• **TASK TO CARRY OUT**
Every line of the material that follows must be printed again exactly.

• **INFORMATION SUPPLIED**
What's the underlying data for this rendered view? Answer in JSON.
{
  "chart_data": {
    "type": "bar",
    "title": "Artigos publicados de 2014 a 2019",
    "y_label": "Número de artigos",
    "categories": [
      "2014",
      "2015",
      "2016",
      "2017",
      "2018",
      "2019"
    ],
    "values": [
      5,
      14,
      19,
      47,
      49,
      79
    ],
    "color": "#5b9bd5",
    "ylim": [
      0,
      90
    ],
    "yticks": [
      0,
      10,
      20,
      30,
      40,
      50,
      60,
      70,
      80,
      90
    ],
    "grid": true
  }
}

• **SOLUTION FOR THIS PROBLEM**
What's the underlying data for this rendered view? Answer in JSON.
{
  "chart_data": {
    "type": "bar",
    "title": "Artigos publicados de 2014 a 2019",
    "y_label": "Número de artigos",
    "categories": [
      "2014",
      "2015",
      "2016",
      "2017",
      "2018",
      "2019"
    ],
    "values": [
      5,
      14,
      19,
      47,
      49,
      79
    ],
    "color": "#5b9bd5",
    "ylim": [
      0,
      90
    ],
    "yticks": [
      0,
      10,
      20,
      30,
      40,
      50,
      60,
      70,
      80,
      90
    ],
    "grid": true
  }
}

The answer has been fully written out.